● **EXERCISE REQUIREMENTS**: Copy the data below, swapping each "negativní účinky" for "nepříznivé účinky" and leaving everything else as it is.

● **Source records**:

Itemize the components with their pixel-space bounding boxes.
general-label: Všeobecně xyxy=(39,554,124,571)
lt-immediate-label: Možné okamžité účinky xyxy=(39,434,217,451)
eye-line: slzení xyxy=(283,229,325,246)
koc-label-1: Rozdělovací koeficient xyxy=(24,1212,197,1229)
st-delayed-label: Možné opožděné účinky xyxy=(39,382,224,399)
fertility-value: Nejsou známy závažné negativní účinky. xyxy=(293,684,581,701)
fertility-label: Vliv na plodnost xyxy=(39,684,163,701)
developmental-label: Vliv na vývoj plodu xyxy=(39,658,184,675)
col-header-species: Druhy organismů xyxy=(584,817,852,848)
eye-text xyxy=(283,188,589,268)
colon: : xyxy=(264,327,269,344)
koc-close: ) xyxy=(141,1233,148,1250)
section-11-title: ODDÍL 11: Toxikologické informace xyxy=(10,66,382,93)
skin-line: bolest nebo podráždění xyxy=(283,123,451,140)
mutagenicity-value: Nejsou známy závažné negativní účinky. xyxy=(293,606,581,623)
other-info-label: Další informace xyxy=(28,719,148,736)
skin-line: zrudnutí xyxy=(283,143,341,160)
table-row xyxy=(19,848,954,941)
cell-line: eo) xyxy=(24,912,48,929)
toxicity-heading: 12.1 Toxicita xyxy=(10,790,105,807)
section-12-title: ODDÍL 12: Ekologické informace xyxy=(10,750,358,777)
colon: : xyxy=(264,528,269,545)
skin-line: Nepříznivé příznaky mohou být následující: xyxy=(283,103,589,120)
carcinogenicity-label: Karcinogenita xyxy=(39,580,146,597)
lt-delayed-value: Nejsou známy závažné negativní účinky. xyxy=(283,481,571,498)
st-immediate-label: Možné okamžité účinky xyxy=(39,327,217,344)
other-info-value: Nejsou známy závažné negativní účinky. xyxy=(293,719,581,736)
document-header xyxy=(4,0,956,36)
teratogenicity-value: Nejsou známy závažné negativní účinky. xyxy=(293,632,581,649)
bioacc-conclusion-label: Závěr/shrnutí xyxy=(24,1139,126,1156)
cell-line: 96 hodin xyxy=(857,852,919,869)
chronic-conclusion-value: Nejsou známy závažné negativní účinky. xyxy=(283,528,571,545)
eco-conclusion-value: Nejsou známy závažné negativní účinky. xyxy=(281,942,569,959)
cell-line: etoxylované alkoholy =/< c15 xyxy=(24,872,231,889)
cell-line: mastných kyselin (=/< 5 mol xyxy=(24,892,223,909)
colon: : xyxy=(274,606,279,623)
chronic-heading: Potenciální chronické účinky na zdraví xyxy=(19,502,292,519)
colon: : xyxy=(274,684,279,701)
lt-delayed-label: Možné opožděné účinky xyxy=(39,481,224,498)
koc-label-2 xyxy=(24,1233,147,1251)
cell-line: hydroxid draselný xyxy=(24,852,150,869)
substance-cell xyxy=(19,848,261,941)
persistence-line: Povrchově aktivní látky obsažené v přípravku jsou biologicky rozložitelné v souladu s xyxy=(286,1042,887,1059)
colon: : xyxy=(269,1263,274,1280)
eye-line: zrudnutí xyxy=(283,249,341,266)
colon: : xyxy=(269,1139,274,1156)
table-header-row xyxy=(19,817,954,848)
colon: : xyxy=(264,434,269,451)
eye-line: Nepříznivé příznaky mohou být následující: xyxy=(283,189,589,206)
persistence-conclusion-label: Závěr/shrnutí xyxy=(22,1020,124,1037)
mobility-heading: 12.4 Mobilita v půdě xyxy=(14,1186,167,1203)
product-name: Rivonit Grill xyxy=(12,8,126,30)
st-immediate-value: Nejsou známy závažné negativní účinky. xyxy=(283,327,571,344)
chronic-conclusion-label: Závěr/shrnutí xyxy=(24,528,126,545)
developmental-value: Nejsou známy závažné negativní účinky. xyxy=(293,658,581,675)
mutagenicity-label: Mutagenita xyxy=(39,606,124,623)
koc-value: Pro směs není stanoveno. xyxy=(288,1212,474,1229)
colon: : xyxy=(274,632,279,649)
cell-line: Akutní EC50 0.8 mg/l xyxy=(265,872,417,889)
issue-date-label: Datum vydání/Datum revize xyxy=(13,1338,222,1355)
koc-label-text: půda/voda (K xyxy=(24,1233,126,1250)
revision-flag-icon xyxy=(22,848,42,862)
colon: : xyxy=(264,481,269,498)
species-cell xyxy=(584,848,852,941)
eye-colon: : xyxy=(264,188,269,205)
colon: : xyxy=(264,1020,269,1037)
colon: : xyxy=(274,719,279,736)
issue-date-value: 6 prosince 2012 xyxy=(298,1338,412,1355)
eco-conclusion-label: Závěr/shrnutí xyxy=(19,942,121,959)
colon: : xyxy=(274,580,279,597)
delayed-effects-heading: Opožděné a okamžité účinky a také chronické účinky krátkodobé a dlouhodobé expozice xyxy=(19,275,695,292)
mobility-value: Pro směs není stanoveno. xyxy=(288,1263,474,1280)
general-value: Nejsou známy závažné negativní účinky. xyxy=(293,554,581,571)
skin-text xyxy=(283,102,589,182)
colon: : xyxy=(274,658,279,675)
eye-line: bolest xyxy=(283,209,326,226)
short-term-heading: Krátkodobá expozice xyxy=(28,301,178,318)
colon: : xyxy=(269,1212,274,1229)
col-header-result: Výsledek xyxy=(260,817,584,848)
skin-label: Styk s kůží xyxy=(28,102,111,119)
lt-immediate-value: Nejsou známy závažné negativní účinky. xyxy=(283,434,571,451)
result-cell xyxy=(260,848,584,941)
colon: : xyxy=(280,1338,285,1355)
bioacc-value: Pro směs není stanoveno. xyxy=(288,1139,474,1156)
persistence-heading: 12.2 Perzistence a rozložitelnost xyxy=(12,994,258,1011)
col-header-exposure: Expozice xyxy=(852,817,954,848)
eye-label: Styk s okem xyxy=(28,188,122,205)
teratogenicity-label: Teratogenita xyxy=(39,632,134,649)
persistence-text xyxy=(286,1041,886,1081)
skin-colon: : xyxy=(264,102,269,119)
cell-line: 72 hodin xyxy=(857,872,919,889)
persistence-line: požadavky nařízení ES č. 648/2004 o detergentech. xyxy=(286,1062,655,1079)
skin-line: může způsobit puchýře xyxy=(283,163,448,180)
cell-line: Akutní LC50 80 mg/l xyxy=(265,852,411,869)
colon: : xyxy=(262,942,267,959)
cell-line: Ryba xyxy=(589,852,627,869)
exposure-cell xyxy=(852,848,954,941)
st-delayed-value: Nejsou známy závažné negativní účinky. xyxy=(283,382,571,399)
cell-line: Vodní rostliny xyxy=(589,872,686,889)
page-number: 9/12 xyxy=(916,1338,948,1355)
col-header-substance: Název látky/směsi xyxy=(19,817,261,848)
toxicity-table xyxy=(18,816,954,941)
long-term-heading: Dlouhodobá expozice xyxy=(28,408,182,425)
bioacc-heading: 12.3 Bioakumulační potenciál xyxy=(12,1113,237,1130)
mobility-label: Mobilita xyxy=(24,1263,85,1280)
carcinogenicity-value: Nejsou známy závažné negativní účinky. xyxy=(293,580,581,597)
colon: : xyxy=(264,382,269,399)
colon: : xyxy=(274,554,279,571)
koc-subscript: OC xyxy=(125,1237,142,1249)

● **FULL ANSWER**:
Itemize the components with their pixel-space bounding boxes.
general-label: Všeobecně xyxy=(39,554,124,571)
lt-immediate-label: Možné okamžité účinky xyxy=(39,434,217,451)
eye-line: slzení xyxy=(283,229,325,246)
koc-label-1: Rozdělovací koeficient xyxy=(24,1212,197,1229)
st-delayed-label: Možné opožděné účinky xyxy=(39,382,224,399)
fertility-value: Nejsou známy závažné nepříznivé účinky. xyxy=(293,684,581,701)
fertility-label: Vliv na plodnost xyxy=(39,684,163,701)
developmental-label: Vliv na vývoj plodu xyxy=(39,658,184,675)
col-header-species: Druhy organismů xyxy=(584,817,852,848)
eye-text xyxy=(283,188,589,268)
colon: : xyxy=(264,327,269,344)
koc-close: ) xyxy=(141,1233,148,1250)
section-11-title: ODDÍL 11: Toxikologické informace xyxy=(10,66,382,93)
skin-line: bolest nebo podráždění xyxy=(283,123,451,140)
mutagenicity-value: Nejsou známy závažné nepříznivé účinky. xyxy=(293,606,581,623)
other-info-label: Další informace xyxy=(28,719,148,736)
skin-line: zrudnutí xyxy=(283,143,341,160)
table-row xyxy=(19,848,954,941)
cell-line: eo) xyxy=(24,912,48,929)
toxicity-heading: 12.1 Toxicita xyxy=(10,790,105,807)
section-12-title: ODDÍL 12: Ekologické informace xyxy=(10,750,358,777)
colon: : xyxy=(264,528,269,545)
skin-line: Nepříznivé příznaky mohou být následující: xyxy=(283,103,589,120)
carcinogenicity-label: Karcinogenita xyxy=(39,580,146,597)
lt-delayed-value: Nejsou známy závažné nepříznivé účinky. xyxy=(283,481,571,498)
st-immediate-label: Možné okamžité účinky xyxy=(39,327,217,344)
other-info-value: Nejsou známy závažné nepříznivé účinky. xyxy=(293,719,581,736)
document-header xyxy=(4,0,956,36)
teratogenicity-value: Nejsou známy závažné nepříznivé účinky. xyxy=(293,632,581,649)
bioacc-conclusion-label: Závěr/shrnutí xyxy=(24,1139,126,1156)
cell-line: 96 hodin xyxy=(857,852,919,869)
chronic-conclusion-value: Nejsou známy závažné nepříznivé účinky. xyxy=(283,528,571,545)
eco-conclusion-value: Nejsou známy závažné nepříznivé účinky. xyxy=(281,942,569,959)
cell-line: etoxylované alkoholy =/< c15 xyxy=(24,872,231,889)
cell-line: mastných kyselin (=/< 5 mol xyxy=(24,892,223,909)
colon: : xyxy=(274,606,279,623)
chronic-heading: Potenciální chronické účinky na zdraví xyxy=(19,502,292,519)
colon: : xyxy=(274,684,279,701)
lt-delayed-label: Možné opožděné účinky xyxy=(39,481,224,498)
koc-label-2 xyxy=(24,1233,147,1251)
cell-line: hydroxid draselný xyxy=(24,852,150,869)
substance-cell xyxy=(19,848,261,941)
persistence-line: Povrchově aktivní látky obsažené v přípravku jsou biologicky rozložitelné v souladu s xyxy=(286,1042,887,1059)
colon: : xyxy=(269,1263,274,1280)
eye-line: zrudnutí xyxy=(283,249,341,266)
colon: : xyxy=(269,1139,274,1156)
table-header-row xyxy=(19,817,954,848)
colon: : xyxy=(264,434,269,451)
eye-line: Nepříznivé příznaky mohou být následující: xyxy=(283,189,589,206)
persistence-conclusion-label: Závěr/shrnutí xyxy=(22,1020,124,1037)
mobility-heading: 12.4 Mobilita v půdě xyxy=(14,1186,167,1203)
product-name: Rivonit Grill xyxy=(12,8,126,30)
st-immediate-value: Nejsou známy závažné nepříznivé účinky. xyxy=(283,327,571,344)
chronic-conclusion-label: Závěr/shrnutí xyxy=(24,528,126,545)
developmental-value: Nejsou známy závažné nepříznivé účinky. xyxy=(293,658,581,675)
mutagenicity-label: Mutagenita xyxy=(39,606,124,623)
koc-value: Pro směs není stanoveno. xyxy=(288,1212,474,1229)
colon: : xyxy=(274,632,279,649)
cell-line: Akutní EC50 0.8 mg/l xyxy=(265,872,417,889)
issue-date-label: Datum vydání/Datum revize xyxy=(13,1338,222,1355)
koc-label-text: půda/voda (K xyxy=(24,1233,126,1250)
revision-flag-icon xyxy=(22,848,42,862)
colon: : xyxy=(264,481,269,498)
species-cell xyxy=(584,848,852,941)
eye-colon: : xyxy=(264,188,269,205)
colon: : xyxy=(264,1020,269,1037)
colon: : xyxy=(274,719,279,736)
issue-date-value: 6 prosince 2012 xyxy=(298,1338,412,1355)
eco-conclusion-label: Závěr/shrnutí xyxy=(19,942,121,959)
colon: : xyxy=(274,580,279,597)
delayed-effects-heading: Opožděné a okamžité účinky a také chronické účinky krátkodobé a dlouhodobé expozice xyxy=(19,275,695,292)
mobility-value: Pro směs není stanoveno. xyxy=(288,1263,474,1280)
general-value: Nejsou známy závažné nepříznivé účinky. xyxy=(293,554,581,571)
skin-text xyxy=(283,102,589,182)
colon: : xyxy=(274,658,279,675)
eye-line: bolest xyxy=(283,209,326,226)
short-term-heading: Krátkodobá expozice xyxy=(28,301,178,318)
colon: : xyxy=(269,1212,274,1229)
col-header-result: Výsledek xyxy=(260,817,584,848)
skin-label: Styk s kůží xyxy=(28,102,111,119)
lt-immediate-value: Nejsou známy závažné nepříznivé účinky. xyxy=(283,434,571,451)
result-cell xyxy=(260,848,584,941)
colon: : xyxy=(280,1338,285,1355)
bioacc-value: Pro směs není stanoveno. xyxy=(288,1139,474,1156)
persistence-heading: 12.2 Perzistence a rozložitelnost xyxy=(12,994,258,1011)
col-header-exposure: Expozice xyxy=(852,817,954,848)
eye-label: Styk s okem xyxy=(28,188,122,205)
teratogenicity-label: Teratogenita xyxy=(39,632,134,649)
persistence-text xyxy=(286,1041,886,1081)
skin-colon: : xyxy=(264,102,269,119)
cell-line: 72 hodin xyxy=(857,872,919,889)
persistence-line: požadavky nařízení ES č. 648/2004 o detergentech. xyxy=(286,1062,655,1079)
skin-line: může způsobit puchýře xyxy=(283,163,448,180)
cell-line: Akutní LC50 80 mg/l xyxy=(265,852,411,869)
colon: : xyxy=(262,942,267,959)
cell-line: Ryba xyxy=(589,852,627,869)
exposure-cell xyxy=(852,848,954,941)
st-delayed-value: Nejsou známy závažné nepříznivé účinky. xyxy=(283,382,571,399)
cell-line: Vodní rostliny xyxy=(589,872,686,889)
page-number: 9/12 xyxy=(916,1338,948,1355)
col-header-substance: Název látky/směsi xyxy=(19,817,261,848)
toxicity-table xyxy=(18,816,954,941)
long-term-heading: Dlouhodobá expozice xyxy=(28,408,182,425)
bioacc-heading: 12.3 Bioakumulační potenciál xyxy=(12,1113,237,1130)
mobility-label: Mobilita xyxy=(24,1263,85,1280)
carcinogenicity-value: Nejsou známy závažné nepříznivé účinky. xyxy=(293,580,581,597)
colon: : xyxy=(264,382,269,399)
colon: : xyxy=(274,554,279,571)
koc-subscript: OC xyxy=(125,1237,142,1249)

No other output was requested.